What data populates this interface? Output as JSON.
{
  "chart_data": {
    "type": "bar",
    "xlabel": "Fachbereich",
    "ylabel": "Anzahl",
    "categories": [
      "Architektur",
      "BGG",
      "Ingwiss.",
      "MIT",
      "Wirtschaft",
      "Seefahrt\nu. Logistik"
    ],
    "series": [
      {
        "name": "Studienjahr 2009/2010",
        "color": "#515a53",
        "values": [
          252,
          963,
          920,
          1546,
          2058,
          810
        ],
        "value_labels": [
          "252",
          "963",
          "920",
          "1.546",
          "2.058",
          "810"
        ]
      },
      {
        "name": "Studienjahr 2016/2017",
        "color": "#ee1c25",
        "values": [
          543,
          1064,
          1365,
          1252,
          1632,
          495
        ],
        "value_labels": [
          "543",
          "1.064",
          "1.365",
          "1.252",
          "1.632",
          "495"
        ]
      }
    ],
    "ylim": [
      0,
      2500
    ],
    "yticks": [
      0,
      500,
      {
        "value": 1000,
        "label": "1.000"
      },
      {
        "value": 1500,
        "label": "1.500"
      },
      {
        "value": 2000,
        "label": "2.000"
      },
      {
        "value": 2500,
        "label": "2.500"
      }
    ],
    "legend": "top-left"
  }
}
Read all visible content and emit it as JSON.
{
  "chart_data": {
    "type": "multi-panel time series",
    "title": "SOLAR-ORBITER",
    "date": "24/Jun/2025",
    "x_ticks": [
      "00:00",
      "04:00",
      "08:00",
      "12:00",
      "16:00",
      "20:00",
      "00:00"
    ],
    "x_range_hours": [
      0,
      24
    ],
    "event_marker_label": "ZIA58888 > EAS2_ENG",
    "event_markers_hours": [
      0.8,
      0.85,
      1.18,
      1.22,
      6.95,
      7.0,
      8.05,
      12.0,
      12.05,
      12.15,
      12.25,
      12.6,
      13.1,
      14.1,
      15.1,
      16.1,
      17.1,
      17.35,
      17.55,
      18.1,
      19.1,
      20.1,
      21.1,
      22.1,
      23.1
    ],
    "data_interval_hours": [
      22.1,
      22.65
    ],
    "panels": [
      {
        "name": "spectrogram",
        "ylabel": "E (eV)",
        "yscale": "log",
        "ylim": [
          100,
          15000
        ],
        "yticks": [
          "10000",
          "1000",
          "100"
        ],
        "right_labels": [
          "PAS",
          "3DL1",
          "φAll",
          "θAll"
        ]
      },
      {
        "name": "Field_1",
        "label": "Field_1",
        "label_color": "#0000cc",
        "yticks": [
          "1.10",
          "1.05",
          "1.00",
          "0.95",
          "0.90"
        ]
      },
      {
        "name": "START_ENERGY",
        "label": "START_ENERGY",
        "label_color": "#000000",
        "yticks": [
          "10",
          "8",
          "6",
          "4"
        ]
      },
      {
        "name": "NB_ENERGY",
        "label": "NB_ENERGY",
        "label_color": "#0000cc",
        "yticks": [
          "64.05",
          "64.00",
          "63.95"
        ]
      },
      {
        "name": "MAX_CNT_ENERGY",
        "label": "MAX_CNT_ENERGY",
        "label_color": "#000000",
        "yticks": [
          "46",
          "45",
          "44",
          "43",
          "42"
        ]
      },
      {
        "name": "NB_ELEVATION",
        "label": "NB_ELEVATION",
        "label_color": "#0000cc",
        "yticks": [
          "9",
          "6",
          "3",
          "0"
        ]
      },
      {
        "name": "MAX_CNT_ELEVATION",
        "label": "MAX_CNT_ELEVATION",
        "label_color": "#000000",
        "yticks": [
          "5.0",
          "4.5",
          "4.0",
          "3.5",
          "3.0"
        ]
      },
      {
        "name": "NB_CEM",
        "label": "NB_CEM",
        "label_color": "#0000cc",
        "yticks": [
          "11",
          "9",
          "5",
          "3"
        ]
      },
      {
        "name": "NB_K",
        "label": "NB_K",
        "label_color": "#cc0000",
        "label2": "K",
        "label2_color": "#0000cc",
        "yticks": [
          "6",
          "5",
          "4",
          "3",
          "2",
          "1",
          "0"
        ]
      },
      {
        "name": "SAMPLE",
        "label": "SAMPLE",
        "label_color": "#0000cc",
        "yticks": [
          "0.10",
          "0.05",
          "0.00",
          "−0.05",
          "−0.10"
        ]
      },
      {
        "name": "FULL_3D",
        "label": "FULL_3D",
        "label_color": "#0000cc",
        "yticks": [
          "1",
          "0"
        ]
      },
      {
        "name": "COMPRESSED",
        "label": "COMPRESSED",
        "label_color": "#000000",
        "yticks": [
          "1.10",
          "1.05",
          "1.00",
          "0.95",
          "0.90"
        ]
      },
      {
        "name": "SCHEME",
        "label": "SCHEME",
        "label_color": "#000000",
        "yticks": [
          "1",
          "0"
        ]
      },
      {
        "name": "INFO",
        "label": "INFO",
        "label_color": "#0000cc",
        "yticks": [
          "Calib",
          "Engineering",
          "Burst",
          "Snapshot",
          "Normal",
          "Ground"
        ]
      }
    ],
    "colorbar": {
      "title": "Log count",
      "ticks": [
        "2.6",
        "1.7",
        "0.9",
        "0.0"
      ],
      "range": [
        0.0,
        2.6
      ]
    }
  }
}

····················

### Required task
Every line above needs to be retyped exactly.

### Solution to this exercise
What data populates this interface? Output as JSON.
{
  "chart_data": {
    "type": "bar",
    "xlabel": "Fachbereich",
    "ylabel": "Anzahl",
    "categories": [
      "Architektur",
      "BGG",
      "Ingwiss.",
      "MIT",
      "Wirtschaft",
      "Seefahrt\nu. Logistik"
    ],
    "series": [
      {
        "name": "Studienjahr 2009/2010",
        "color": "#515a53",
        "values": [
          252,
          963,
          920,
          1546,
          2058,
          810
        ],
        "value_labels": [
          "252",
          "963",
          "920",
          "1.546",
          "2.058",
          "810"
        ]
      },
      {
        "name": "Studienjahr 2016/2017",
        "color": "#ee1c25",
        "values": [
          543,
          1064,
          1365,
          1252,
          1632,
          495
        ],
        "value_labels": [
          "543",
          "1.064",
          "1.365",
          "1.252",
          "1.632",
          "495"
        ]
      }
    ],
    "ylim": [
      0,
      2500
    ],
    "yticks": [
      0,
      500,
      {
        "value": 1000,
        "label": "1.000"
      },
      {
        "value": 1500,
        "label": "1.500"
      },
      {
        "value": 2000,
        "label": "2.000"
      },
      {
        "value": 2500,
        "label": "2.500"
      }
    ],
    "legend": "top-left"
  }
}
Read all visible content and emit it as JSON.
{
  "chart_data": {
    "type": "multi-panel time series",
    "title": "SOLAR-ORBITER",
    "date": "24/Jun/2025",
    "x_ticks": [
      "00:00",
      "04:00",
      "08:00",
      "12:00",
      "16:00",
      "20:00",
      "00:00"
    ],
    "x_range_hours": [
      0,
      24
    ],
    "event_marker_label": "ZIA58888 > EAS2_ENG",
    "event_markers_hours": [
      0.8,
      0.85,
      1.18,
      1.22,
      6.95,
      7.0,
      8.05,
      12.0,
      12.05,
      12.15,
      12.25,
      12.6,
      13.1,
      14.1,
      15.1,
      16.1,
      17.1,
      17.35,
      17.55,
      18.1,
      19.1,
      20.1,
      21.1,
      22.1,
      23.1
    ],
    "data_interval_hours": [
      22.1,
      22.65
    ],
    "panels": [
      {
        "name": "spectrogram",
        "ylabel": "E (eV)",
        "yscale": "log",
        "ylim": [
          100,
          15000
        ],
        "yticks": [
          "10000",
          "1000",
          "100"
        ],
        "right_labels": [
          "PAS",
          "3DL1",
          "φAll",
          "θAll"
        ]
      },
      {
        "name": "Field_1",
        "label": "Field_1",
        "label_color": "#0000cc",
        "yticks": [
          "1.10",
          "1.05",
          "1.00",
          "0.95",
          "0.90"
        ]
      },
      {
        "name": "START_ENERGY",
        "label": "START_ENERGY",
        "label_color": "#000000",
        "yticks": [
          "10",
          "8",
          "6",
          "4"
        ]
      },
      {
        "name": "NB_ENERGY",
        "label": "NB_ENERGY",
        "label_color": "#0000cc",
        "yticks": [
          "64.05",
          "64.00",
          "63.95"
        ]
      },
      {
        "name": "MAX_CNT_ENERGY",
        "label": "MAX_CNT_ENERGY",
        "label_color": "#000000",
        "yticks": [
          "46",
          "45",
          "44",
          "43",
          "42"
        ]
      },
      {
        "name": "NB_ELEVATION",
        "label": "NB_ELEVATION",
        "label_color": "#0000cc",
        "yticks": [
          "9",
          "6",
          "3",
          "0"
        ]
      },
      {
        "name": "MAX_CNT_ELEVATION",
        "label": "MAX_CNT_ELEVATION",
        "label_color": "#000000",
        "yticks": [
          "5.0",
          "4.5",
          "4.0",
          "3.5",
          "3.0"
        ]
      },
      {
        "name": "NB_CEM",
        "label": "NB_CEM",
        "label_color": "#0000cc",
        "yticks": [
          "11",
          "9",
          "5",
          "3"
        ]
      },
      {
        "name": "NB_K",
        "label": "NB_K",
        "label_color": "#cc0000",
        "label2": "K",
        "label2_color": "#0000cc",
        "yticks": [
          "6",
          "5",
          "4",
          "3",
          "2",
          "1",
          "0"
        ]
      },
      {
        "name": "SAMPLE",
        "label": "SAMPLE",
        "label_color": "#0000cc",
        "yticks": [
          "0.10",
          "0.05",
          "0.00",
          "−0.05",
          "−0.10"
        ]
      },
      {
        "name": "FULL_3D",
        "label": "FULL_3D",
        "label_color": "#0000cc",
        "yticks": [
          "1",
          "0"
        ]
      },
      {
        "name": "COMPRESSED",
        "label": "COMPRESSED",
        "label_color": "#000000",
        "yticks": [
          "1.10",
          "1.05",
          "1.00",
          "0.95",
          "0.90"
        ]
      },
      {
        "name": "SCHEME",
        "label": "SCHEME",
        "label_color": "#000000",
        "yticks": [
          "1",
          "0"
        ]
      },
      {
        "name": "INFO",
        "label": "INFO",
        "label_color": "#0000cc",
        "yticks": [
          "Calib",
          "Engineering",
          "Burst",
          "Snapshot",
          "Normal",
          "Ground"
        ]
      }
    ],
    "colorbar": {
      "title": "Log count",
      "ticks": [
        "2.6",
        "1.7",
        "0.9",
        "0.0"
      ],
      "range": [
        0.0,
        2.6
      ]
    }
  }
}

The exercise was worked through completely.